- EXERCISE INSTRUCTIONS: Restate the complete material exactly.

- DATASET ENTRIES:
********

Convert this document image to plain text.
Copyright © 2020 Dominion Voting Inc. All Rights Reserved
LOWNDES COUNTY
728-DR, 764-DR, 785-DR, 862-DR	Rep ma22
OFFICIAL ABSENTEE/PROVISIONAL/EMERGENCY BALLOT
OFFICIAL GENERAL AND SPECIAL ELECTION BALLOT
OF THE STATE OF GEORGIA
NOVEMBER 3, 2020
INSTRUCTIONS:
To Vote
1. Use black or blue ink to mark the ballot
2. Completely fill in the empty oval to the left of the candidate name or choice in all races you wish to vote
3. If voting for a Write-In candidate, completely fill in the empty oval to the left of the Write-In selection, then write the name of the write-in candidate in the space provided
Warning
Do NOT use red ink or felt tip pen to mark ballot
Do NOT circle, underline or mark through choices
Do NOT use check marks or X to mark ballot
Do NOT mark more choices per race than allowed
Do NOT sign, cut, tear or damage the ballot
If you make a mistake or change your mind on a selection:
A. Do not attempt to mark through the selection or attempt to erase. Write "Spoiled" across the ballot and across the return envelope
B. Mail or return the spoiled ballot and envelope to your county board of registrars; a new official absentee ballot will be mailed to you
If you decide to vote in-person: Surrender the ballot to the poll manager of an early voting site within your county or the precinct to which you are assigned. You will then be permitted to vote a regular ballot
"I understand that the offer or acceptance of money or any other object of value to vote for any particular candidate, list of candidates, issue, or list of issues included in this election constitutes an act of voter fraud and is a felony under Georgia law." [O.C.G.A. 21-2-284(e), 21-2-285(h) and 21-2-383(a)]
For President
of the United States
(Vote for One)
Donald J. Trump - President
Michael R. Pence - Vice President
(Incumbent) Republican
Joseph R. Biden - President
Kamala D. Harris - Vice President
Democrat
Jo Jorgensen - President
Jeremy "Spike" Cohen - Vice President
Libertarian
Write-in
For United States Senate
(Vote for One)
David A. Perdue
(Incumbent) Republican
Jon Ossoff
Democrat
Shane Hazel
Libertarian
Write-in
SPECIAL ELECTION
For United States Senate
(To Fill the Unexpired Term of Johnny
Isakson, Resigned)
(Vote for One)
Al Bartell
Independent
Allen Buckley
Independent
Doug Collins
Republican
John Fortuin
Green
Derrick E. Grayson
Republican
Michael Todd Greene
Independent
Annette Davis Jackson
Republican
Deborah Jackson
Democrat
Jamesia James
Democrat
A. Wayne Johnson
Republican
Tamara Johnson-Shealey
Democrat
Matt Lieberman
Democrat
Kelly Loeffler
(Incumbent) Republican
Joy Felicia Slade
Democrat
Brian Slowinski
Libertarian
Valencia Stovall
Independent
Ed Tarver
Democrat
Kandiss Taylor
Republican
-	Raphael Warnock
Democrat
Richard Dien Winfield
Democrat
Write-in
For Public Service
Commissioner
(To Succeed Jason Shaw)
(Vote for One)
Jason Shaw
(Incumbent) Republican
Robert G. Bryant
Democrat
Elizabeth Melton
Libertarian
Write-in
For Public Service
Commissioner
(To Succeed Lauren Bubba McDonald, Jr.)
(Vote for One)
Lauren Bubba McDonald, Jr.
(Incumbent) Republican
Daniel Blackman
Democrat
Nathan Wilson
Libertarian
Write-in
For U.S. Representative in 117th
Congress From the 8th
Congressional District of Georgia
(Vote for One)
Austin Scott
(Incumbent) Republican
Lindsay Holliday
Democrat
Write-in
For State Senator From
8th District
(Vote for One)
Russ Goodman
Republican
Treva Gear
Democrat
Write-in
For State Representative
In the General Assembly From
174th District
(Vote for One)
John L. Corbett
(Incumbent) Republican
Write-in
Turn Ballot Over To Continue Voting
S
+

********

- FINAL RESULT:
Convert this document image to plain text.
Copyright © 2020 Dominion Voting Inc. All Rights Reserved
LOWNDES COUNTY
728-DR, 764-DR, 785-DR, 862-DR	Rep ma22
OFFICIAL ABSENTEE/PROVISIONAL/EMERGENCY BALLOT
OFFICIAL GENERAL AND SPECIAL ELECTION BALLOT
OF THE STATE OF GEORGIA
NOVEMBER 3, 2020
INSTRUCTIONS:
To Vote
1. Use black or blue ink to mark the ballot
2. Completely fill in the empty oval to the left of the candidate name or choice in all races you wish to vote
3. If voting for a Write-In candidate, completely fill in the empty oval to the left of the Write-In selection, then write the name of the write-in candidate in the space provided
Warning
Do NOT use red ink or felt tip pen to mark ballot
Do NOT circle, underline or mark through choices
Do NOT use check marks or X to mark ballot
Do NOT mark more choices per race than allowed
Do NOT sign, cut, tear or damage the ballot
If you make a mistake or change your mind on a selection:
A. Do not attempt to mark through the selection or attempt to erase. Write "Spoiled" across the ballot and across the return envelope
B. Mail or return the spoiled ballot and envelope to your county board of registrars; a new official absentee ballot will be mailed to you
If you decide to vote in-person: Surrender the ballot to the poll manager of an early voting site within your county or the precinct to which you are assigned. You will then be permitted to vote a regular ballot
"I understand that the offer or acceptance of money or any other object of value to vote for any particular candidate, list of candidates, issue, or list of issues included in this election constitutes an act of voter fraud and is a felony under Georgia law." [O.C.G.A. 21-2-284(e), 21-2-285(h) and 21-2-383(a)]
For President
of the United States
(Vote for One)
Donald J. Trump - President
Michael R. Pence - Vice President
(Incumbent) Republican
Joseph R. Biden - President
Kamala D. Harris - Vice President
Democrat
Jo Jorgensen - President
Jeremy "Spike" Cohen - Vice President
Libertarian
Write-in
For United States Senate
(Vote for One)
David A. Perdue
(Incumbent) Republican
Jon Ossoff
Democrat
Shane Hazel
Libertarian
Write-in
SPECIAL ELECTION
For United States Senate
(To Fill the Unexpired Term of Johnny
Isakson, Resigned)
(Vote for One)
Al Bartell
Independent
Allen Buckley
Independent
Doug Collins
Republican
John Fortuin
Green
Derrick E. Grayson
Republican
Michael Todd Greene
Independent
Annette Davis Jackson
Republican
Deborah Jackson
Democrat
Jamesia James
Democrat
A. Wayne Johnson
Republican
Tamara Johnson-Shealey
Democrat
Matt Lieberman
Democrat
Kelly Loeffler
(Incumbent) Republican
Joy Felicia Slade
Democrat
Brian Slowinski
Libertarian
Valencia Stovall
Independent
Ed Tarver
Democrat
Kandiss Taylor
Republican
-	Raphael Warnock
Democrat
Richard Dien Winfield
Democrat
Write-in
For Public Service
Commissioner
(To Succeed Jason Shaw)
(Vote for One)
Jason Shaw
(Incumbent) Republican
Robert G. Bryant
Democrat
Elizabeth Melton
Libertarian
Write-in
For Public Service
Commissioner
(To Succeed Lauren Bubba McDonald, Jr.)
(Vote for One)
Lauren Bubba McDonald, Jr.
(Incumbent) Republican
Daniel Blackman
Democrat
Nathan Wilson
Libertarian
Write-in
For U.S. Representative in 117th
Congress From the 8th
Congressional District of Georgia
(Vote for One)
Austin Scott
(Incumbent) Republican
Lindsay Holliday
Democrat
Write-in
For State Senator From
8th District
(Vote for One)
Russ Goodman
Republican
Treva Gear
Democrat
Write-in
For State Representative
In the General Assembly From
174th District
(Vote for One)
John L. Corbett
(Incumbent) Republican
Write-in
Turn Ballot Over To Continue Voting
S
+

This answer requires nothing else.